Gather up the lines that contain "caption".

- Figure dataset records
+ + + + + + +

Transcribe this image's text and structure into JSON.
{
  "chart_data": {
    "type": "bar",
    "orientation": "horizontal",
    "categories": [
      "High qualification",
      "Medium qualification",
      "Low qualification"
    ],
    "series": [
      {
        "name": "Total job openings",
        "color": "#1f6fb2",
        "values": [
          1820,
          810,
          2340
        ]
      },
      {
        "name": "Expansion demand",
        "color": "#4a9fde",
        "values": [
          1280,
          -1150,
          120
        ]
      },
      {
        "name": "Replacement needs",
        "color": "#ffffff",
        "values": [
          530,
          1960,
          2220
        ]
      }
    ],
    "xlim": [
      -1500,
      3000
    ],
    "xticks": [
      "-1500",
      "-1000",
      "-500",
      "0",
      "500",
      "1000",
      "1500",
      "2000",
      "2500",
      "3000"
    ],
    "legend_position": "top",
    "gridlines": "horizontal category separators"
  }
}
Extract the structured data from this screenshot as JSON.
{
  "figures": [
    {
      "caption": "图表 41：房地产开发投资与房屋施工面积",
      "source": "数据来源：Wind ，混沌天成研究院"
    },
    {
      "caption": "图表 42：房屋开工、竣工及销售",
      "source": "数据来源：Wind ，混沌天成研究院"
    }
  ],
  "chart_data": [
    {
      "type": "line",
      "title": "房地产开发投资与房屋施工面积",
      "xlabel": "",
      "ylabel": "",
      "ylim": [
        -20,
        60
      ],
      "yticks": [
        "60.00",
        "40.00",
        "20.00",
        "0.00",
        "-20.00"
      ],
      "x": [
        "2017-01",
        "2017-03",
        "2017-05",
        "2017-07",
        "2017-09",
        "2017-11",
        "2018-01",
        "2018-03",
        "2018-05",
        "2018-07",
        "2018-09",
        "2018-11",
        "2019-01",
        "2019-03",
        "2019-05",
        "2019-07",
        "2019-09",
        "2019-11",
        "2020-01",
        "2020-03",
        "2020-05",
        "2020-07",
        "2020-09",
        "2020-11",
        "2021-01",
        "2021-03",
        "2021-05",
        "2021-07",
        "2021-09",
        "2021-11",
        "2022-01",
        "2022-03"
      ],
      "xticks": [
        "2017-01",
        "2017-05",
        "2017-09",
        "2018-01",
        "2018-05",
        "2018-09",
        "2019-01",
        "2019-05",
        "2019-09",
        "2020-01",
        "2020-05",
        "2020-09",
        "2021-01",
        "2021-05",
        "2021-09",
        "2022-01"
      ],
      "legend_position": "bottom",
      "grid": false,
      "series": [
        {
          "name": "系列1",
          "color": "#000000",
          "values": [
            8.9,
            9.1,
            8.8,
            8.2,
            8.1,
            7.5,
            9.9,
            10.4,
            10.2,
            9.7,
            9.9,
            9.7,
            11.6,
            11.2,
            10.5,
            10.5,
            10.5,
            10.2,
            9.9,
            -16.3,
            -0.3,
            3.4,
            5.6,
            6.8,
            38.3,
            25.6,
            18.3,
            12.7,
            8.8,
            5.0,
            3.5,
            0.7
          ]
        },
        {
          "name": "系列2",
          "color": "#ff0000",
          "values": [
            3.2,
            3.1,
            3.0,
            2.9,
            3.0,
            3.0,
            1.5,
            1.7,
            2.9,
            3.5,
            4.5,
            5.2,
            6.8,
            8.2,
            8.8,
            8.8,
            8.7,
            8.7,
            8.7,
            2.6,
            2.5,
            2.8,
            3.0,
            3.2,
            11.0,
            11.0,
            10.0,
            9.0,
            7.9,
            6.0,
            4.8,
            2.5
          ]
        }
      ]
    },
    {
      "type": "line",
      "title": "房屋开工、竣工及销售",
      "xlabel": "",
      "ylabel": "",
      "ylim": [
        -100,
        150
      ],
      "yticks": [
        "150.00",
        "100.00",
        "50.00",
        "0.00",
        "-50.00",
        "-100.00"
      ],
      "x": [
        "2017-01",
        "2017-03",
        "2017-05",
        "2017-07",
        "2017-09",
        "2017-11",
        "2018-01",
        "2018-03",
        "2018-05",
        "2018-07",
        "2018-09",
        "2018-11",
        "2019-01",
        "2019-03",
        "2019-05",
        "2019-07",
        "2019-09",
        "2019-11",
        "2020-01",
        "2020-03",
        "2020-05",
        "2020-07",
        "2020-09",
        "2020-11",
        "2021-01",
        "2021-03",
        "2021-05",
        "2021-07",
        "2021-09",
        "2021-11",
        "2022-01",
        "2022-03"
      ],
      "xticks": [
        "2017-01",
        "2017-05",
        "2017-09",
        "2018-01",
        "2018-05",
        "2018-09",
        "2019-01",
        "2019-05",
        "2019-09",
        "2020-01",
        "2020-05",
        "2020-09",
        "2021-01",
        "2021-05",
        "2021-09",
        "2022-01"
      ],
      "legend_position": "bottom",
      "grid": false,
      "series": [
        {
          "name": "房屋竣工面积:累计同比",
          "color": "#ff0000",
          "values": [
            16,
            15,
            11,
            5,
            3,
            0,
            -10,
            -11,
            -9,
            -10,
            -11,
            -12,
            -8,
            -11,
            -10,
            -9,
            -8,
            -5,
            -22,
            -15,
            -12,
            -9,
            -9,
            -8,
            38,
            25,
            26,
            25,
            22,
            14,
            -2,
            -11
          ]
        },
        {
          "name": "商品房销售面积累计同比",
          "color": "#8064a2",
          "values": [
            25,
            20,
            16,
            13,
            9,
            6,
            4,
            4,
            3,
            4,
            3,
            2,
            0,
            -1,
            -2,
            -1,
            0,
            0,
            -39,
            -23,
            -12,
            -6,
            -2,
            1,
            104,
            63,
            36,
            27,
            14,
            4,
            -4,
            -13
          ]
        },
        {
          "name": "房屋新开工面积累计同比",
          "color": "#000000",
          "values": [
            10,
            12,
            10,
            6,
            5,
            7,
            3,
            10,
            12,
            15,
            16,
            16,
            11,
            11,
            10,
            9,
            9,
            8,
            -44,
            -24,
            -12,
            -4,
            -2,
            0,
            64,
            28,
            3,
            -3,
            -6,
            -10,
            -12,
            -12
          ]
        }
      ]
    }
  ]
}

+ + + + + + +

- SOLUTION FOR THIS TASK
      "caption": "图表 41：房地产开发投资与房屋施工面积",
      "caption": "图表 42：房屋开工、竣工及销售",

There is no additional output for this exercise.